Exercise: Update the listing below so that each "data-point" reads "marker", and change nothing else.

Provided data:
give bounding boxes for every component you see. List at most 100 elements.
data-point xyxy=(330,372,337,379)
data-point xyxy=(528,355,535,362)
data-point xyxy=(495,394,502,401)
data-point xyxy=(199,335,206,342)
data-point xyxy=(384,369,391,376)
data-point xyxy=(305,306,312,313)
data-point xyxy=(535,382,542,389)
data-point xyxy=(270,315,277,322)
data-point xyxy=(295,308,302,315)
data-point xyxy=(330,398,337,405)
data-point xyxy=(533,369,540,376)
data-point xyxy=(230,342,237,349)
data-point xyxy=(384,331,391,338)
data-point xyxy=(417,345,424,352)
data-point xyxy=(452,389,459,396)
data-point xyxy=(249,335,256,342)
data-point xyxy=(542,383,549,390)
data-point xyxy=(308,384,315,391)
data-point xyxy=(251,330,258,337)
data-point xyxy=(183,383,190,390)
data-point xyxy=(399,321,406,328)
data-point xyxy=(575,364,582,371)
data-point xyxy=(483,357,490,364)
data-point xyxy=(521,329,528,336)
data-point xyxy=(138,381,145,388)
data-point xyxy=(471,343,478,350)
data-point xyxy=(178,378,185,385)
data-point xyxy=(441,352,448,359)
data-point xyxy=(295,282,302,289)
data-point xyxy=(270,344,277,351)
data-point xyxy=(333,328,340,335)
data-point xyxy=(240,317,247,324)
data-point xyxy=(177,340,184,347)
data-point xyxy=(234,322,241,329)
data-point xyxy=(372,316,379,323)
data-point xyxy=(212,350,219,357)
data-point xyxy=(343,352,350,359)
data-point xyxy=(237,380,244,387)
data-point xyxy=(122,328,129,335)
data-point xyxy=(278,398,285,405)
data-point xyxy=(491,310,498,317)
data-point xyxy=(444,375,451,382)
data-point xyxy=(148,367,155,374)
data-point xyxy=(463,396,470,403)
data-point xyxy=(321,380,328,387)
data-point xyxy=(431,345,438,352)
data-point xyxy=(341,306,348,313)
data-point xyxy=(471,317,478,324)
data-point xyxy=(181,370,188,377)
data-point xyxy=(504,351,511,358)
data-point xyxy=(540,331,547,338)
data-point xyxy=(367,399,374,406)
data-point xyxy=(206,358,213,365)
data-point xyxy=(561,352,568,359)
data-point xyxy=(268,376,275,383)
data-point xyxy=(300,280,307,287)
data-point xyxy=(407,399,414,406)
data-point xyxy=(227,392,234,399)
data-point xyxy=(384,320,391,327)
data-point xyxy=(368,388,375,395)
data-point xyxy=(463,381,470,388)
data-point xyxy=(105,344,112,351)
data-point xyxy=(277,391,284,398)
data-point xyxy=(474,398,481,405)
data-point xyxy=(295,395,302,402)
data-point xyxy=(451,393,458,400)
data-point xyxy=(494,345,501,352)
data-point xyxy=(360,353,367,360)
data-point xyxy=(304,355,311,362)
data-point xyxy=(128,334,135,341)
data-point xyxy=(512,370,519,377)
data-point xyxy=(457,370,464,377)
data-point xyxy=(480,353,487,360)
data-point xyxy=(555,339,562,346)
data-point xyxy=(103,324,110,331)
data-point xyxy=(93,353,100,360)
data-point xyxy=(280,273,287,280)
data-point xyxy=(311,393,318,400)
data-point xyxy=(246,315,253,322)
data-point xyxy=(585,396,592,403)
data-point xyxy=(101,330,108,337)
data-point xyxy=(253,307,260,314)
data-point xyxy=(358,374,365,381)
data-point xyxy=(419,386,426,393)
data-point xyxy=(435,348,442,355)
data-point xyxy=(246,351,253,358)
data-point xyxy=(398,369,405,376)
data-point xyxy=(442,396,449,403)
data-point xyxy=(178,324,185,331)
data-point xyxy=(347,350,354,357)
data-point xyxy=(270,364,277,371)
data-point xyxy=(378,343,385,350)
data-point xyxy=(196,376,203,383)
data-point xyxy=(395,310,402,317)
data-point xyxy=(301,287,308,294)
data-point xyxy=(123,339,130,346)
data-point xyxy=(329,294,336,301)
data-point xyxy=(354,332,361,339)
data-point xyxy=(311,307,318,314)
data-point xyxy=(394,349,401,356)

Finished answer:
give bounding boxes for every component you see. List at most 100 elements.
marker xyxy=(330,372,337,379)
marker xyxy=(528,355,535,362)
marker xyxy=(495,394,502,401)
marker xyxy=(199,335,206,342)
marker xyxy=(384,369,391,376)
marker xyxy=(305,306,312,313)
marker xyxy=(535,382,542,389)
marker xyxy=(270,315,277,322)
marker xyxy=(295,308,302,315)
marker xyxy=(330,398,337,405)
marker xyxy=(533,369,540,376)
marker xyxy=(230,342,237,349)
marker xyxy=(384,331,391,338)
marker xyxy=(417,345,424,352)
marker xyxy=(452,389,459,396)
marker xyxy=(249,335,256,342)
marker xyxy=(542,383,549,390)
marker xyxy=(308,384,315,391)
marker xyxy=(251,330,258,337)
marker xyxy=(183,383,190,390)
marker xyxy=(399,321,406,328)
marker xyxy=(575,364,582,371)
marker xyxy=(483,357,490,364)
marker xyxy=(521,329,528,336)
marker xyxy=(138,381,145,388)
marker xyxy=(471,343,478,350)
marker xyxy=(178,378,185,385)
marker xyxy=(441,352,448,359)
marker xyxy=(295,282,302,289)
marker xyxy=(270,344,277,351)
marker xyxy=(333,328,340,335)
marker xyxy=(240,317,247,324)
marker xyxy=(177,340,184,347)
marker xyxy=(234,322,241,329)
marker xyxy=(372,316,379,323)
marker xyxy=(212,350,219,357)
marker xyxy=(343,352,350,359)
marker xyxy=(237,380,244,387)
marker xyxy=(122,328,129,335)
marker xyxy=(278,398,285,405)
marker xyxy=(491,310,498,317)
marker xyxy=(444,375,451,382)
marker xyxy=(148,367,155,374)
marker xyxy=(463,396,470,403)
marker xyxy=(321,380,328,387)
marker xyxy=(431,345,438,352)
marker xyxy=(341,306,348,313)
marker xyxy=(471,317,478,324)
marker xyxy=(181,370,188,377)
marker xyxy=(504,351,511,358)
marker xyxy=(540,331,547,338)
marker xyxy=(367,399,374,406)
marker xyxy=(206,358,213,365)
marker xyxy=(561,352,568,359)
marker xyxy=(268,376,275,383)
marker xyxy=(300,280,307,287)
marker xyxy=(407,399,414,406)
marker xyxy=(227,392,234,399)
marker xyxy=(384,320,391,327)
marker xyxy=(368,388,375,395)
marker xyxy=(463,381,470,388)
marker xyxy=(105,344,112,351)
marker xyxy=(277,391,284,398)
marker xyxy=(474,398,481,405)
marker xyxy=(295,395,302,402)
marker xyxy=(451,393,458,400)
marker xyxy=(494,345,501,352)
marker xyxy=(360,353,367,360)
marker xyxy=(304,355,311,362)
marker xyxy=(128,334,135,341)
marker xyxy=(512,370,519,377)
marker xyxy=(457,370,464,377)
marker xyxy=(480,353,487,360)
marker xyxy=(555,339,562,346)
marker xyxy=(103,324,110,331)
marker xyxy=(93,353,100,360)
marker xyxy=(280,273,287,280)
marker xyxy=(311,393,318,400)
marker xyxy=(246,315,253,322)
marker xyxy=(585,396,592,403)
marker xyxy=(101,330,108,337)
marker xyxy=(253,307,260,314)
marker xyxy=(358,374,365,381)
marker xyxy=(419,386,426,393)
marker xyxy=(435,348,442,355)
marker xyxy=(246,351,253,358)
marker xyxy=(398,369,405,376)
marker xyxy=(442,396,449,403)
marker xyxy=(178,324,185,331)
marker xyxy=(347,350,354,357)
marker xyxy=(270,364,277,371)
marker xyxy=(378,343,385,350)
marker xyxy=(196,376,203,383)
marker xyxy=(395,310,402,317)
marker xyxy=(301,287,308,294)
marker xyxy=(123,339,130,346)
marker xyxy=(329,294,336,301)
marker xyxy=(354,332,361,339)
marker xyxy=(311,307,318,314)
marker xyxy=(394,349,401,356)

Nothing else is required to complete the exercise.